_Brief:_ The listing below is the input. Say how many of its lines contain "MOLEX", giving the number alone.

##### Information supplied #####

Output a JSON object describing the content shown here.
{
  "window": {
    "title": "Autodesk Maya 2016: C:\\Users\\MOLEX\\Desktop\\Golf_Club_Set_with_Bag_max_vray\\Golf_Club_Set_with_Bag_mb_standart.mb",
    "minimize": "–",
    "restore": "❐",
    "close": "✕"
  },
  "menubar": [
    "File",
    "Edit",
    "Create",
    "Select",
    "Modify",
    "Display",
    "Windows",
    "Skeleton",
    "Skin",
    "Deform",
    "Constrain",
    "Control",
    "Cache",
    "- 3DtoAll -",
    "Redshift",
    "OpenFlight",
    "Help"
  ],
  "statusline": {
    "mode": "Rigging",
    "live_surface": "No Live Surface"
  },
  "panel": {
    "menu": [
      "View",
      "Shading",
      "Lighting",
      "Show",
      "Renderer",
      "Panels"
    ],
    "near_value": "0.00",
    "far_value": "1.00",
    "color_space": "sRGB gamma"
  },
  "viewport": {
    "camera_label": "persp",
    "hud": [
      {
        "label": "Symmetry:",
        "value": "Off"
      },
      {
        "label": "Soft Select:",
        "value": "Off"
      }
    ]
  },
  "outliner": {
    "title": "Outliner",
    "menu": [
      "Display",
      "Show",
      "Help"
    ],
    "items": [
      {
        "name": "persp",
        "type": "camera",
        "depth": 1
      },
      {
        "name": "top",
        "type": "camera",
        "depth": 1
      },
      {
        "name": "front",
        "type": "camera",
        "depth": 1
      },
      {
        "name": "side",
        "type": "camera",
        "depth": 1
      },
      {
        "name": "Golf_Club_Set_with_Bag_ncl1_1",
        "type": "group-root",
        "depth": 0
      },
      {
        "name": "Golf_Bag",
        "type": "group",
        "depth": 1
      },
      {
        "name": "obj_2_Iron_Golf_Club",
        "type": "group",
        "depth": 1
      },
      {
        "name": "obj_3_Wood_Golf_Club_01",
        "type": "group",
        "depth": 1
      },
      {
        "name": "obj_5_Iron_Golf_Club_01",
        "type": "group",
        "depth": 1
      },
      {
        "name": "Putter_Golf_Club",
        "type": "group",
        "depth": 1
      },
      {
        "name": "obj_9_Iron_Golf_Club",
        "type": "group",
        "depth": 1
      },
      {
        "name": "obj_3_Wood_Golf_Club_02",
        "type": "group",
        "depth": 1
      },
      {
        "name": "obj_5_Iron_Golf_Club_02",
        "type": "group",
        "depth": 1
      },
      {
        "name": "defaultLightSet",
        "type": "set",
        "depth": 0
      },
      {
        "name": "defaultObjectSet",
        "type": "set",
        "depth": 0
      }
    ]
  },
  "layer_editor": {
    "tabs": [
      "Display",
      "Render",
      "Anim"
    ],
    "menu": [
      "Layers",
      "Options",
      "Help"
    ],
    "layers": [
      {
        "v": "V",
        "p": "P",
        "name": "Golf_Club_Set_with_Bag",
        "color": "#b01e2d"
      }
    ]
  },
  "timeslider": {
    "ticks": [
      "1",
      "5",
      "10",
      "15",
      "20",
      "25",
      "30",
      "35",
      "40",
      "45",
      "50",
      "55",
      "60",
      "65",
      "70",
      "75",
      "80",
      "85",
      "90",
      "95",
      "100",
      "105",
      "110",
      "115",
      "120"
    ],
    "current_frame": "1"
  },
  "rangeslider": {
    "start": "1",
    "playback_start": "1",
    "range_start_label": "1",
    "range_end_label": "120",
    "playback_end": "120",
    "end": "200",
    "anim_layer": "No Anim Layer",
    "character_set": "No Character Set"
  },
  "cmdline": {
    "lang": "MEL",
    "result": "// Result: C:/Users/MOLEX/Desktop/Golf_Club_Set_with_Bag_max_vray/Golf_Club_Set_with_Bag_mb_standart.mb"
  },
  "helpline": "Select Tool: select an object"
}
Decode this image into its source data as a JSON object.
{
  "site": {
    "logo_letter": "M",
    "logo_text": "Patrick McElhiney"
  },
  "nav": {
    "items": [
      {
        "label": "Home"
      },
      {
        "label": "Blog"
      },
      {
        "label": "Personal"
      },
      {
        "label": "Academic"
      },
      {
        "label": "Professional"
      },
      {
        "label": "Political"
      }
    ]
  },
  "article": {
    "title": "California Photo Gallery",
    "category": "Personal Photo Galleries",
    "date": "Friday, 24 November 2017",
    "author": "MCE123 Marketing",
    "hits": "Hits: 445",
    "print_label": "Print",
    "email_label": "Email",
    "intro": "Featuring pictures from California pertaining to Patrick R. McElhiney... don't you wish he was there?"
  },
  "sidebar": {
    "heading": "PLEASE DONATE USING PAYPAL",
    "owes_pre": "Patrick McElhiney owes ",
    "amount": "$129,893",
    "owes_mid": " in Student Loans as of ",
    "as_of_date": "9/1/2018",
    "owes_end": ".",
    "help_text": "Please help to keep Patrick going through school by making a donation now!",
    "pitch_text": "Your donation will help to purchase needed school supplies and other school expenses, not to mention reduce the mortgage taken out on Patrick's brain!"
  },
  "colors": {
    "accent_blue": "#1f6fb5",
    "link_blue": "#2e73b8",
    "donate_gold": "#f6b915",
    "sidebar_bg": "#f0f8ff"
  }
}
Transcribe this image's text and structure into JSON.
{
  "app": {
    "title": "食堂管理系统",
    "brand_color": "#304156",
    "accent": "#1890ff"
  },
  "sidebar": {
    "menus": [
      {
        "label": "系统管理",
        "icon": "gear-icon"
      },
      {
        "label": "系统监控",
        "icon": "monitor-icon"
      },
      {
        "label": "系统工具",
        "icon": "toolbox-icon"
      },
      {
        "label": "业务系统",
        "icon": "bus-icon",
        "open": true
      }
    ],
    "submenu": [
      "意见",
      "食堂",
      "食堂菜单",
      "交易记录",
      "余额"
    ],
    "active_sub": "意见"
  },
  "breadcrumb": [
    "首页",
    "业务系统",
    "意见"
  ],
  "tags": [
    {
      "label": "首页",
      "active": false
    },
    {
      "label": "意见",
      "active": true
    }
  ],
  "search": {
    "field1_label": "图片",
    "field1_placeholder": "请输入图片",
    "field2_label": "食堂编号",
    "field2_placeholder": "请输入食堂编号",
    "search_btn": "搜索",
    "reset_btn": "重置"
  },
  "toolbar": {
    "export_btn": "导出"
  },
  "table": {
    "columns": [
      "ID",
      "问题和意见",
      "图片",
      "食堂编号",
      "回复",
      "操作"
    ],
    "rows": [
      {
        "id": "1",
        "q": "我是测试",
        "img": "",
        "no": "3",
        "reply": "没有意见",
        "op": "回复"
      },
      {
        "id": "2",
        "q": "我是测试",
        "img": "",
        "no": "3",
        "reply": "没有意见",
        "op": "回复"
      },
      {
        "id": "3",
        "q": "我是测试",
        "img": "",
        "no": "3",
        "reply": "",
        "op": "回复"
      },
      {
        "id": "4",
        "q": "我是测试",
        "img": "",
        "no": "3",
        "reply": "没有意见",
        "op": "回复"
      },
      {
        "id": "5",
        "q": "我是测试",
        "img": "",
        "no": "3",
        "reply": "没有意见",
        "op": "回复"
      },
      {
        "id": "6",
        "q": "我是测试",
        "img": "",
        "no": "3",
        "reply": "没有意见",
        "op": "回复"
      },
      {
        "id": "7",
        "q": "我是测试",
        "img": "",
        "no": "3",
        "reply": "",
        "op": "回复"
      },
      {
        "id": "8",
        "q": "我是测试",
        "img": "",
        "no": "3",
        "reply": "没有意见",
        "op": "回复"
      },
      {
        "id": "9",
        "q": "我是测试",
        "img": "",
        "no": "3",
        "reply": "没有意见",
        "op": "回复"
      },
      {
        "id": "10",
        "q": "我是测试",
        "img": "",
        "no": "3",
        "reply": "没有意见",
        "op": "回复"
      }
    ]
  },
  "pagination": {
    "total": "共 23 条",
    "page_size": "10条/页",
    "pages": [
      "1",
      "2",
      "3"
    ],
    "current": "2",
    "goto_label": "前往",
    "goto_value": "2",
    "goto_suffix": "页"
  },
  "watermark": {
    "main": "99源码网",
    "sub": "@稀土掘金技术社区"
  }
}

#####

_Response:_ 2